● **Exercise material**
-----

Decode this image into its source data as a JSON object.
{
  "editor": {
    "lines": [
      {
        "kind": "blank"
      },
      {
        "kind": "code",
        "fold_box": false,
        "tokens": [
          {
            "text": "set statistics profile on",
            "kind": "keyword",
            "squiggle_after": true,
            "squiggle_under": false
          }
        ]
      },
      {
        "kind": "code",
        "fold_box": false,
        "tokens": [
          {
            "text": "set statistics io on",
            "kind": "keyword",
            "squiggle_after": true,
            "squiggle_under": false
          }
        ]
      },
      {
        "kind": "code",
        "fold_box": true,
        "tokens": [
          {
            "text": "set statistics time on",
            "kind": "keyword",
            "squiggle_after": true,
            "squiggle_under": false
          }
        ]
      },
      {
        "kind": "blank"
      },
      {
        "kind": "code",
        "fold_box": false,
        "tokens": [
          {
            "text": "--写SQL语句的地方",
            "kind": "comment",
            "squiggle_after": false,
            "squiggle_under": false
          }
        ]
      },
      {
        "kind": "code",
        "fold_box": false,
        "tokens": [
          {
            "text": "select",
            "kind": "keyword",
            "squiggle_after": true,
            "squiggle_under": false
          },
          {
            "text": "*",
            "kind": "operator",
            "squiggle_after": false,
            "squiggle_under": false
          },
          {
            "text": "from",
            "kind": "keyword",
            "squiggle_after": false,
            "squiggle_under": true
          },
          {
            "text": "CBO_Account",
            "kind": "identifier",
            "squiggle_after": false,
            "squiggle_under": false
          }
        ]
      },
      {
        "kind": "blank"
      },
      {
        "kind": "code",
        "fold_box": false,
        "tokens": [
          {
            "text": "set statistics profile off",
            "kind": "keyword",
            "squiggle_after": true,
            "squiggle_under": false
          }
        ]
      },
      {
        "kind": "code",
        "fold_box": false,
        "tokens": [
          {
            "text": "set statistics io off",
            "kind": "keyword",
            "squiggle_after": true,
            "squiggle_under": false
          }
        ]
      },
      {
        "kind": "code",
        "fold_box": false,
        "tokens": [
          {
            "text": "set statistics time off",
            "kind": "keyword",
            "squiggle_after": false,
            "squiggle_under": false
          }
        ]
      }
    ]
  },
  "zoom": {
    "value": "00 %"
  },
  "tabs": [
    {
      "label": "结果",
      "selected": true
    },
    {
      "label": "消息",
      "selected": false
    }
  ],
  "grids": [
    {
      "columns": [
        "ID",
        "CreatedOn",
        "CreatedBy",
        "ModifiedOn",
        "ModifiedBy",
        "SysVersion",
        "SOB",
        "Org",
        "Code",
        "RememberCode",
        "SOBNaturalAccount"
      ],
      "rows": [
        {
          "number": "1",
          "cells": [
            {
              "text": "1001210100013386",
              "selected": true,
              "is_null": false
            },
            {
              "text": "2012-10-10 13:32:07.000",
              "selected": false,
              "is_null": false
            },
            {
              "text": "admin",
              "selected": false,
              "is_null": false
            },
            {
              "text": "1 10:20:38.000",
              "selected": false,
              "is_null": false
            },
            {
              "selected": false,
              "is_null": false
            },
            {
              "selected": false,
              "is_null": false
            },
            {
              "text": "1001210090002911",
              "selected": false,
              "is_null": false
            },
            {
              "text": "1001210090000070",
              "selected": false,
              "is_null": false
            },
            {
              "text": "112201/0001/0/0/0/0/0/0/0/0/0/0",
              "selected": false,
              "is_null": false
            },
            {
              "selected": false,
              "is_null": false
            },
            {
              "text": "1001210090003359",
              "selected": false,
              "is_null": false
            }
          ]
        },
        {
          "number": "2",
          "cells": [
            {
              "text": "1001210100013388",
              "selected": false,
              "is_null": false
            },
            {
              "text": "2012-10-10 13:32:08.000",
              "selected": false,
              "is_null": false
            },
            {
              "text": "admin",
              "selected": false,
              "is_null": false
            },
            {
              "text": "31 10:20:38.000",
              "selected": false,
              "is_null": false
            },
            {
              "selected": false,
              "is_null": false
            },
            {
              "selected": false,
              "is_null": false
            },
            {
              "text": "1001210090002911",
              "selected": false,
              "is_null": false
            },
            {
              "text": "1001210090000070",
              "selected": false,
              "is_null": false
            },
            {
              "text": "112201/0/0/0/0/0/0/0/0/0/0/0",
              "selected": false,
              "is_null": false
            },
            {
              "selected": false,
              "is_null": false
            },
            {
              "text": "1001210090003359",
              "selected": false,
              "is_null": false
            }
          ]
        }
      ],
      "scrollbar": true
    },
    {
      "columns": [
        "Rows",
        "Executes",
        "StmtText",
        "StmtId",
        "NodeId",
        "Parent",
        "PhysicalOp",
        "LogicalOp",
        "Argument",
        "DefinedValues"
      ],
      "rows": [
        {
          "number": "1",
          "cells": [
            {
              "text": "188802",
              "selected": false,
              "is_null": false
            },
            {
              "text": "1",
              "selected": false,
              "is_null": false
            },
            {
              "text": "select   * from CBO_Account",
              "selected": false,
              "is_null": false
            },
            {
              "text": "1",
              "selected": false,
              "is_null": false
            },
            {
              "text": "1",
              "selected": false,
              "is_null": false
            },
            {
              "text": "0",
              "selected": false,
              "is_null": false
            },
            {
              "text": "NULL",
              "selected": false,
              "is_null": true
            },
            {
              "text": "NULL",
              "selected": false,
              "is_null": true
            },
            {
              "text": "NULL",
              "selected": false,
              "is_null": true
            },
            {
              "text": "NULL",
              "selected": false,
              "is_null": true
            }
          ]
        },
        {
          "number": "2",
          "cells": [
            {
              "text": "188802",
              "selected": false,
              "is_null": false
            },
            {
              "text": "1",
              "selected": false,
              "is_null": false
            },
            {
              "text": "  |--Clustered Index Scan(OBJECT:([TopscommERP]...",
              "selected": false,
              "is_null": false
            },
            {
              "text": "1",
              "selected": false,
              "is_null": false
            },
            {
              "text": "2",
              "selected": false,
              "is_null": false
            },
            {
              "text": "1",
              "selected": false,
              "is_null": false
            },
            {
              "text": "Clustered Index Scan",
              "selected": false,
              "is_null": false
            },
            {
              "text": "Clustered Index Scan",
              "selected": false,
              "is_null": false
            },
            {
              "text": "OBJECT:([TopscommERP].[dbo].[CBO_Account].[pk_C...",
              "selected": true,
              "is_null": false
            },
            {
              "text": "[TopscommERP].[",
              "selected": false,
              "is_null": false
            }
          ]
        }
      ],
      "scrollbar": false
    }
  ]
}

-----

● **What the exercise asks**
In the material above, find the lines that contain "from" and show them.

● **Correct output**
            "text": "from",
              "text": "select   * from CBO_Account",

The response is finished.